What is the number of lines containing the word "cleverest"? Give that number alone.

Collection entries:
=======
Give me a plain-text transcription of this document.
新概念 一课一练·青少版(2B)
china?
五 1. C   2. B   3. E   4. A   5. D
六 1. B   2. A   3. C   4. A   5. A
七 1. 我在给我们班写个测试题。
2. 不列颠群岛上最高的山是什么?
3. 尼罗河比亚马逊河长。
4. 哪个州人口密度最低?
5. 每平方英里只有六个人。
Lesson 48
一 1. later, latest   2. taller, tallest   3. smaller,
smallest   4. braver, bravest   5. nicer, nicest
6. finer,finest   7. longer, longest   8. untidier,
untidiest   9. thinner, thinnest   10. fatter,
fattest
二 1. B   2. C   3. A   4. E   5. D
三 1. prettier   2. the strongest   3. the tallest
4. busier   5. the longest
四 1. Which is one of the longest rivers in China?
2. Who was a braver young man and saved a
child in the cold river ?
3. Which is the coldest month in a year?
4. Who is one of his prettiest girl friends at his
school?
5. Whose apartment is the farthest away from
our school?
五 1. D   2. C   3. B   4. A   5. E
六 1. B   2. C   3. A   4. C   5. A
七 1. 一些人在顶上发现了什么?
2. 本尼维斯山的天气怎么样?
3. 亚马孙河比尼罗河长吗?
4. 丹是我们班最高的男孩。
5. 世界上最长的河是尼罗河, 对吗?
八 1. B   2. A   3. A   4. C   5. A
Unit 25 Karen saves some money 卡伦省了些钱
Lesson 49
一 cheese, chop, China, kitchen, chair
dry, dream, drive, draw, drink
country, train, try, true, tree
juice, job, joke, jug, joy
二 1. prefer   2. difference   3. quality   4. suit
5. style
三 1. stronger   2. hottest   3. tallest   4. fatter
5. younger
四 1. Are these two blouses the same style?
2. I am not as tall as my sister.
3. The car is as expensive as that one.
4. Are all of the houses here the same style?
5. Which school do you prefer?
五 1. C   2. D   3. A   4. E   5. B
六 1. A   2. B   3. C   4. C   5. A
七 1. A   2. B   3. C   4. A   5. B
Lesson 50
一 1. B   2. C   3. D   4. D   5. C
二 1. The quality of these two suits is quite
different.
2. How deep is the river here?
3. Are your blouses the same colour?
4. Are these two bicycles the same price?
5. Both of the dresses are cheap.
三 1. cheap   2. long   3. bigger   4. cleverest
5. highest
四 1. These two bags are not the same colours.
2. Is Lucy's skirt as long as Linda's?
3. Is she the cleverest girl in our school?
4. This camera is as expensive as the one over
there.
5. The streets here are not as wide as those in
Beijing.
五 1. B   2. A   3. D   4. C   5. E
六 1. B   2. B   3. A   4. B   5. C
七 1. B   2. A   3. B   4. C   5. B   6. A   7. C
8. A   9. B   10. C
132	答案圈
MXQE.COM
=======
=== Written solution ===
2